• [TO BE DONE]:
Exact reproduction of the data is required, with images excluded.
——————————
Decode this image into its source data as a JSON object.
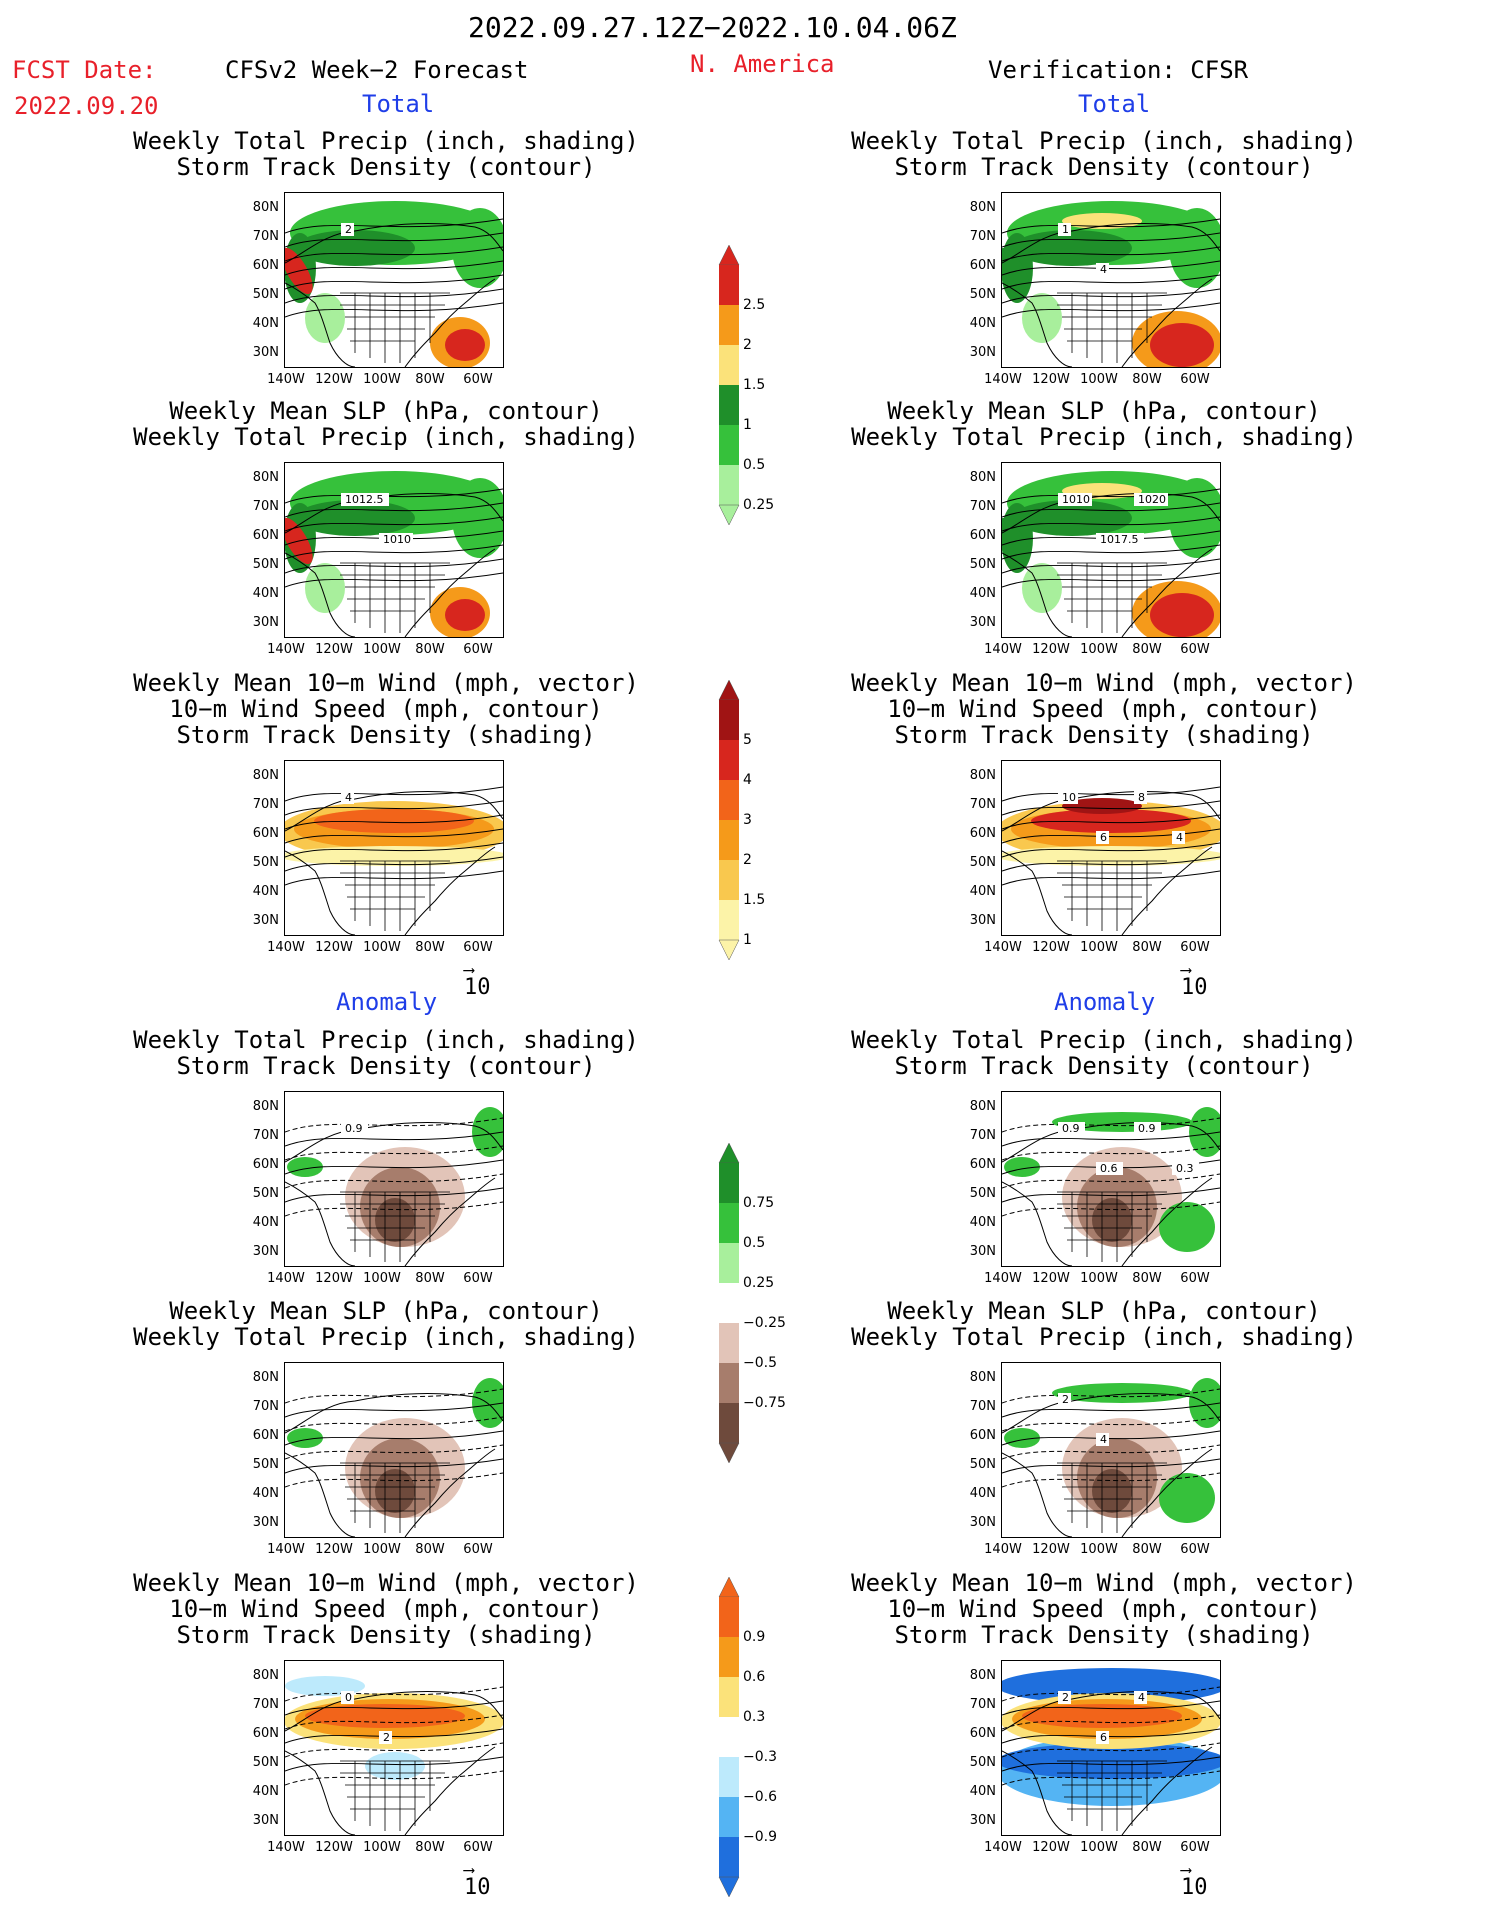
{
  "header": {
    "date_range": "2022.09.27.12Z−2022.10.04.06Z",
    "fcst_label": "FCST Date:",
    "fcst_date": "2022.09.20",
    "model_title": "CFSv2 Week−2 Forecast",
    "region": "N. America",
    "verif_title": "Verification: CFSR"
  },
  "section_labels": {
    "total": "Total",
    "anomaly": "Anomaly"
  },
  "panel_titles": {
    "precip_storm": "Weekly Total Precip (inch, shading)\nStorm Track Density (contour)",
    "slp_precip": "Weekly Mean SLP (hPa, contour)\nWeekly Total Precip (inch, shading)",
    "wind_storm": "Weekly Mean 10−m Wind (mph, vector)\n10−m Wind Speed (mph, contour)\nStorm Track Density (shading)"
  },
  "map_axes": {
    "lat_labels": [
      "80N",
      "70N",
      "60N",
      "50N",
      "40N",
      "30N"
    ],
    "lon_labels": [
      "140W",
      "120W",
      "100W",
      "80W",
      "60W"
    ]
  },
  "vector_ref": "10",
  "contour_labels": {
    "t1l": [
      "2"
    ],
    "t1r": [
      "1",
      "4"
    ],
    "t2l": [
      "1012.5",
      "1010"
    ],
    "t2r": [
      "1010",
      "1017.5",
      "1020"
    ],
    "t3l": [
      "4"
    ],
    "t3r": [
      "10",
      "6",
      "8",
      "4"
    ],
    "a1l": [
      "0.9"
    ],
    "a1r": [
      "0.9",
      "0.6",
      "0.9",
      "0.3"
    ],
    "a2l": [],
    "a2r": [
      "2",
      "4"
    ],
    "a3l": [
      "0",
      "2"
    ],
    "a3r": [
      "2",
      "6",
      "4"
    ]
  },
  "colorbars": [
    {
      "name": "total-precip",
      "labels": [
        "2.5",
        "2",
        "1.5",
        "1",
        "0.5",
        "0.25"
      ],
      "colors": [
        "#d7261e",
        "#f59a1a",
        "#fbe27a",
        "#1f8f2a",
        "#36c13b",
        "#a8ef9c"
      ]
    },
    {
      "name": "total-storm-density",
      "labels": [
        "5",
        "4",
        "3",
        "2",
        "1.5",
        "1"
      ],
      "colors": [
        "#a01414",
        "#d7261e",
        "#f2641a",
        "#f59a1a",
        "#f9c84e",
        "#fcf3a8"
      ]
    },
    {
      "name": "anomaly-precip",
      "labels": [
        "0.75",
        "0.5",
        "0.25",
        "−0.25",
        "−0.5",
        "−0.75"
      ],
      "colors": [
        "#1f8f2a",
        "#36c13b",
        "#a8ef9c",
        "#ffffff",
        "#e2c4b8",
        "#a77d6c",
        "#6e4a3c"
      ]
    },
    {
      "name": "anomaly-storm-density",
      "labels": [
        "0.9",
        "0.6",
        "0.3",
        "−0.3",
        "−0.6",
        "−0.9"
      ],
      "colors": [
        "#f2641a",
        "#f59a1a",
        "#fbe27a",
        "#ffffff",
        "#bdeafc",
        "#54b4f3",
        "#1f6fdd"
      ]
    }
  ],
  "chart_data": [
    {
      "type": "heatmap",
      "panel": "forecast-total-precip-storm-track",
      "title": "Weekly Total Precip (inch, shading) / Storm Track Density (contour)",
      "xlabel": "",
      "ylabel": "",
      "levels": [
        0.25,
        0.5,
        1,
        1.5,
        2,
        2.5
      ]
    },
    {
      "type": "heatmap",
      "panel": "verification-total-precip-storm-track",
      "title": "Weekly Total Precip (inch, shading) / Storm Track Density (contour)",
      "xlabel": "",
      "ylabel": "",
      "levels": [
        0.25,
        0.5,
        1,
        1.5,
        2,
        2.5
      ]
    },
    {
      "type": "heatmap",
      "panel": "forecast-total-slp-precip",
      "title": "Weekly Mean SLP (hPa, contour) / Weekly Total Precip (inch, shading)",
      "xlabel": "",
      "ylabel": "",
      "contour_values": [
        1012.5,
        1010
      ]
    },
    {
      "type": "heatmap",
      "panel": "verification-total-slp-precip",
      "title": "Weekly Mean SLP (hPa, contour) / Weekly Total Precip (inch, shading)",
      "xlabel": "",
      "ylabel": "",
      "contour_values": [
        1010,
        1017.5,
        1020
      ]
    },
    {
      "type": "heatmap",
      "panel": "forecast-total-wind-storm-track",
      "title": "Weekly Mean 10-m Wind / 10-m Wind Speed / Storm Track Density",
      "xlabel": "",
      "ylabel": "",
      "levels": [
        1,
        1.5,
        2,
        3,
        4,
        5
      ]
    },
    {
      "type": "heatmap",
      "panel": "verification-total-wind-storm-track",
      "title": "Weekly Mean 10-m Wind / 10-m Wind Speed / Storm Track Density",
      "xlabel": "",
      "ylabel": "",
      "levels": [
        1,
        1.5,
        2,
        3,
        4,
        5
      ]
    },
    {
      "type": "heatmap",
      "panel": "forecast-anomaly-precip-storm-track",
      "title": "Weekly Total Precip (inch, shading) / Storm Track Density (contour)",
      "xlabel": "",
      "ylabel": "",
      "levels": [
        -0.75,
        -0.5,
        -0.25,
        0.25,
        0.5,
        0.75
      ]
    },
    {
      "type": "heatmap",
      "panel": "verification-anomaly-precip-storm-track",
      "title": "Weekly Total Precip (inch, shading) / Storm Track Density (contour)",
      "xlabel": "",
      "ylabel": "",
      "levels": [
        -0.75,
        -0.5,
        -0.25,
        0.25,
        0.5,
        0.75
      ]
    },
    {
      "type": "heatmap",
      "panel": "forecast-anomaly-slp-precip",
      "title": "Weekly Mean SLP (hPa, contour) / Weekly Total Precip (inch, shading)",
      "xlabel": "",
      "ylabel": ""
    },
    {
      "type": "heatmap",
      "panel": "verification-anomaly-slp-precip",
      "title": "Weekly Mean SLP (hPa, contour) / Weekly Total Precip (inch, shading)",
      "xlabel": "",
      "ylabel": ""
    },
    {
      "type": "heatmap",
      "panel": "forecast-anomaly-wind-storm-track",
      "title": "Weekly Mean 10-m Wind / 10-m Wind Speed / Storm Track Density",
      "xlabel": "",
      "ylabel": "",
      "levels": [
        -0.9,
        -0.6,
        -0.3,
        0.3,
        0.6,
        0.9
      ]
    },
    {
      "type": "heatmap",
      "panel": "verification-anomaly-wind-storm-track",
      "title": "Weekly Mean 10-m Wind / 10-m Wind Speed / Storm Track Density",
      "xlabel": "",
      "ylabel": "",
      "levels": [
        -0.9,
        -0.6,
        -0.3,
        0.3,
        0.6,
        0.9
      ]
    }
  ]
}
——————————
• [OUTPUT]:
Decode this image into its source data as a JSON object.
{
  "header": {
    "date_range": "2022.09.27.12Z−2022.10.04.06Z",
    "fcst_label": "FCST Date:",
    "fcst_date": "2022.09.20",
    "model_title": "CFSv2 Week−2 Forecast",
    "region": "N. America",
    "verif_title": "Verification: CFSR"
  },
  "section_labels": {
    "total": "Total",
    "anomaly": "Anomaly"
  },
  "panel_titles": {
    "precip_storm": "Weekly Total Precip (inch, shading)\nStorm Track Density (contour)",
    "slp_precip": "Weekly Mean SLP (hPa, contour)\nWeekly Total Precip (inch, shading)",
    "wind_storm": "Weekly Mean 10−m Wind (mph, vector)\n10−m Wind Speed (mph, contour)\nStorm Track Density (shading)"
  },
  "map_axes": {
    "lat_labels": [
      "80N",
      "70N",
      "60N",
      "50N",
      "40N",
      "30N"
    ],
    "lon_labels": [
      "140W",
      "120W",
      "100W",
      "80W",
      "60W"
    ]
  },
  "vector_ref": "10",
  "contour_labels": {
    "t1l": [
      "2"
    ],
    "t1r": [
      "1",
      "4"
    ],
    "t2l": [
      "1012.5",
      "1010"
    ],
    "t2r": [
      "1010",
      "1017.5",
      "1020"
    ],
    "t3l": [
      "4"
    ],
    "t3r": [
      "10",
      "6",
      "8",
      "4"
    ],
    "a1l": [
      "0.9"
    ],
    "a1r": [
      "0.9",
      "0.6",
      "0.9",
      "0.3"
    ],
    "a2l": [],
    "a2r": [
      "2",
      "4"
    ],
    "a3l": [
      "0",
      "2"
    ],
    "a3r": [
      "2",
      "6",
      "4"
    ]
  },
  "colorbars": [
    {
      "name": "total-precip",
      "labels": [
        "2.5",
        "2",
        "1.5",
        "1",
        "0.5",
        "0.25"
      ],
      "colors": [
        "#d7261e",
        "#f59a1a",
        "#fbe27a",
        "#1f8f2a",
        "#36c13b",
        "#a8ef9c"
      ]
    },
    {
      "name": "total-storm-density",
      "labels": [
        "5",
        "4",
        "3",
        "2",
        "1.5",
        "1"
      ],
      "colors": [
        "#a01414",
        "#d7261e",
        "#f2641a",
        "#f59a1a",
        "#f9c84e",
        "#fcf3a8"
      ]
    },
    {
      "name": "anomaly-precip",
      "labels": [
        "0.75",
        "0.5",
        "0.25",
        "−0.25",
        "−0.5",
        "−0.75"
      ],
      "colors": [
        "#1f8f2a",
        "#36c13b",
        "#a8ef9c",
        "#ffffff",
        "#e2c4b8",
        "#a77d6c",
        "#6e4a3c"
      ]
    },
    {
      "name": "anomaly-storm-density",
      "labels": [
        "0.9",
        "0.6",
        "0.3",
        "−0.3",
        "−0.6",
        "−0.9"
      ],
      "colors": [
        "#f2641a",
        "#f59a1a",
        "#fbe27a",
        "#ffffff",
        "#bdeafc",
        "#54b4f3",
        "#1f6fdd"
      ]
    }
  ],
  "chart_data": [
    {
      "type": "heatmap",
      "panel": "forecast-total-precip-storm-track",
      "title": "Weekly Total Precip (inch, shading) / Storm Track Density (contour)",
      "xlabel": "",
      "ylabel": "",
      "levels": [
        0.25,
        0.5,
        1,
        1.5,
        2,
        2.5
      ]
    },
    {
      "type": "heatmap",
      "panel": "verification-total-precip-storm-track",
      "title": "Weekly Total Precip (inch, shading) / Storm Track Density (contour)",
      "xlabel": "",
      "ylabel": "",
      "levels": [
        0.25,
        0.5,
        1,
        1.5,
        2,
        2.5
      ]
    },
    {
      "type": "heatmap",
      "panel": "forecast-total-slp-precip",
      "title": "Weekly Mean SLP (hPa, contour) / Weekly Total Precip (inch, shading)",
      "xlabel": "",
      "ylabel": "",
      "contour_values": [
        1012.5,
        1010
      ]
    },
    {
      "type": "heatmap",
      "panel": "verification-total-slp-precip",
      "title": "Weekly Mean SLP (hPa, contour) / Weekly Total Precip (inch, shading)",
      "xlabel": "",
      "ylabel": "",
      "contour_values": [
        1010,
        1017.5,
        1020
      ]
    },
    {
      "type": "heatmap",
      "panel": "forecast-total-wind-storm-track",
      "title": "Weekly Mean 10-m Wind / 10-m Wind Speed / Storm Track Density",
      "xlabel": "",
      "ylabel": "",
      "levels": [
        1,
        1.5,
        2,
        3,
        4,
        5
      ]
    },
    {
      "type": "heatmap",
      "panel": "verification-total-wind-storm-track",
      "title": "Weekly Mean 10-m Wind / 10-m Wind Speed / Storm Track Density",
      "xlabel": "",
      "ylabel": "",
      "levels": [
        1,
        1.5,
        2,
        3,
        4,
        5
      ]
    },
    {
      "type": "heatmap",
      "panel": "forecast-anomaly-precip-storm-track",
      "title": "Weekly Total Precip (inch, shading) / Storm Track Density (contour)",
      "xlabel": "",
      "ylabel": "",
      "levels": [
        -0.75,
        -0.5,
        -0.25,
        0.25,
        0.5,
        0.75
      ]
    },
    {
      "type": "heatmap",
      "panel": "verification-anomaly-precip-storm-track",
      "title": "Weekly Total Precip (inch, shading) / Storm Track Density (contour)",
      "xlabel": "",
      "ylabel": "",
      "levels": [
        -0.75,
        -0.5,
        -0.25,
        0.25,
        0.5,
        0.75
      ]
    },
    {
      "type": "heatmap",
      "panel": "forecast-anomaly-slp-precip",
      "title": "Weekly Mean SLP (hPa, contour) / Weekly Total Precip (inch, shading)",
      "xlabel": "",
      "ylabel": ""
    },
    {
      "type": "heatmap",
      "panel": "verification-anomaly-slp-precip",
      "title": "Weekly Mean SLP (hPa, contour) / Weekly Total Precip (inch, shading)",
      "xlabel": "",
      "ylabel": ""
    },
    {
      "type": "heatmap",
      "panel": "forecast-anomaly-wind-storm-track",
      "title": "Weekly Mean 10-m Wind / 10-m Wind Speed / Storm Track Density",
      "xlabel": "",
      "ylabel": "",
      "levels": [
        -0.9,
        -0.6,
        -0.3,
        0.3,
        0.6,
        0.9
      ]
    },
    {
      "type": "heatmap",
      "panel": "verification-anomaly-wind-storm-track",
      "title": "Weekly Mean 10-m Wind / 10-m Wind Speed / Storm Track Density",
      "xlabel": "",
      "ylabel": "",
      "levels": [
        -0.9,
        -0.6,
        -0.3,
        0.3,
        0.6,
        0.9
      ]
    }
  ]
}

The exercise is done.